YOUR TASK => Across all the lines below, how many contain the string "this"? Please reply with the number only.

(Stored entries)
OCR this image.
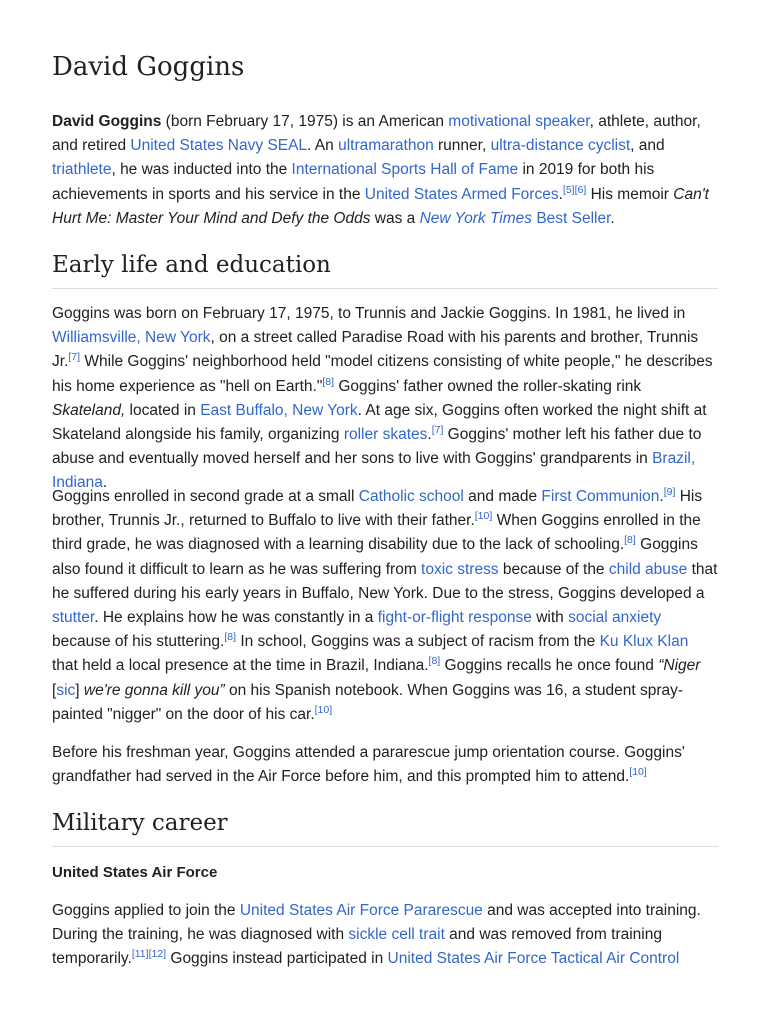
David Goggins

David Goggins (born February 17, 1975) is an American motivational speaker, athlete, author, and retired United States Navy SEAL. An ultramarathon runner, ultra-distance cyclist, and triathlete, he was inducted into the International Sports Hall of Fame in 2019 for both his achievements in sports and his service in the United States Armed Forces.[5][6] His memoir Can't Hurt Me: Master Your Mind and Defy the Odds was a New York Times Best Seller.

Early life and education

Goggins was born on February 17, 1975, to Trunnis and Jackie Goggins. In 1981, he lived in Williamsville, New York, on a street called Paradise Road with his parents and brother, Trunnis Jr.[7] While Goggins' neighborhood held "model citizens consisting of white people," he describes his home experience as "hell on Earth."[8] Goggins' father owned the roller-skating rink Skateland, located in East Buffalo, New York. At age six, Goggins often worked the night shift at Skateland alongside his family, organizing roller skates.[7] Goggins' mother left his father due to abuse and eventually moved herself and her sons to live with Goggins' grandparents in Brazil, Indiana.

Goggins enrolled in second grade at a small Catholic school and made First Communion.[9] His brother, Trunnis Jr., returned to Buffalo to live with their father.[10] When Goggins enrolled in the third grade, he was diagnosed with a learning disability due to the lack of schooling.[8] Goggins also found it difficult to learn as he was suffering from toxic stress because of the child abuse that he suffered during his early years in Buffalo, New York. Due to the stress, Goggins developed a stutter. He explains how he was constantly in a fight-or-flight response with social anxiety because of his stuttering.[8] In school, Goggins was a subject of racism from the Ku Klux Klan that held a local presence at the time in Brazil, Indiana.[8] Goggins recalls he once found “Niger [sic] we're gonna kill you” on his Spanish notebook. When Goggins was 16, a student spray-painted "nigger" on the door of his car.[10]

Before his freshman year, Goggins attended a pararescue jump orientation course. Goggins' grandfather had served in the Air Force before him, and this prompted him to attend.[10]

Military career
United States Air Force

Goggins applied to join the United States Air Force Pararescue and was accepted into training. During the training, he was diagnosed with sickle cell trait and was removed from training temporarily.[11][12] Goggins instead participated in United States Air Force Tactical Air Control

PROBLEM SOLUTION => 2